(A block of data)

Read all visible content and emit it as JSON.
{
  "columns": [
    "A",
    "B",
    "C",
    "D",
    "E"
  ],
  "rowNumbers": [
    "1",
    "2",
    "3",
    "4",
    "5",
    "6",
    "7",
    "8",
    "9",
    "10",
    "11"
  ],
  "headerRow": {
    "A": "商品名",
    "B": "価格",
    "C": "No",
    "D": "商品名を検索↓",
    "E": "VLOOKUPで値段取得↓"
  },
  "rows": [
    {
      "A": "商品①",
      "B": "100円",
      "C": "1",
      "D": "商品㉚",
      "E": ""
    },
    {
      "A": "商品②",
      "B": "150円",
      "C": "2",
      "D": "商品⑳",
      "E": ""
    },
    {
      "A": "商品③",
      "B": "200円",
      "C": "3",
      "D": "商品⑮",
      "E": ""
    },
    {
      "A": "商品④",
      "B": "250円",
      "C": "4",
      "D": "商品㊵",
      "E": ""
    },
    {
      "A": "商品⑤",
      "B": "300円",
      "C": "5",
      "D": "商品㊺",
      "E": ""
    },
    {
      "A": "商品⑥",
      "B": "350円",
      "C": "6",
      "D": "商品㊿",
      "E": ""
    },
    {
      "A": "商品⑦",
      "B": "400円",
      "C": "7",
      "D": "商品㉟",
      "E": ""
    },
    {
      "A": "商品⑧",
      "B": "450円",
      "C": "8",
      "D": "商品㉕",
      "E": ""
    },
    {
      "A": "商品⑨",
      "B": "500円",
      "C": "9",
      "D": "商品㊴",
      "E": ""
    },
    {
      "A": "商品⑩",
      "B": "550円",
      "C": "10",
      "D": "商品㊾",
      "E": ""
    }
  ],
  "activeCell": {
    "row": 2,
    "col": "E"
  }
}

◆ **PROBLEM STATEMENT**: Copy out each record from above, exactly.

◆ **PROBLEM SOLUTION**:
Read all visible content and emit it as JSON.
{
  "columns": [
    "A",
    "B",
    "C",
    "D",
    "E"
  ],
  "rowNumbers": [
    "1",
    "2",
    "3",
    "4",
    "5",
    "6",
    "7",
    "8",
    "9",
    "10",
    "11"
  ],
  "headerRow": {
    "A": "商品名",
    "B": "価格",
    "C": "No",
    "D": "商品名を検索↓",
    "E": "VLOOKUPで値段取得↓"
  },
  "rows": [
    {
      "A": "商品①",
      "B": "100円",
      "C": "1",
      "D": "商品㉚",
      "E": ""
    },
    {
      "A": "商品②",
      "B": "150円",
      "C": "2",
      "D": "商品⑳",
      "E": ""
    },
    {
      "A": "商品③",
      "B": "200円",
      "C": "3",
      "D": "商品⑮",
      "E": ""
    },
    {
      "A": "商品④",
      "B": "250円",
      "C": "4",
      "D": "商品㊵",
      "E": ""
    },
    {
      "A": "商品⑤",
      "B": "300円",
      "C": "5",
      "D": "商品㊺",
      "E": ""
    },
    {
      "A": "商品⑥",
      "B": "350円",
      "C": "6",
      "D": "商品㊿",
      "E": ""
    },
    {
      "A": "商品⑦",
      "B": "400円",
      "C": "7",
      "D": "商品㉟",
      "E": ""
    },
    {
      "A": "商品⑧",
      "B": "450円",
      "C": "8",
      "D": "商品㉕",
      "E": ""
    },
    {
      "A": "商品⑨",
      "B": "500円",
      "C": "9",
      "D": "商品㊴",
      "E": ""
    },
    {
      "A": "商品⑩",
      "B": "550円",
      "C": "10",
      "D": "商品㊾",
      "E": ""
    }
  ],
  "activeCell": {
    "row": 2,
    "col": "E"
  }
}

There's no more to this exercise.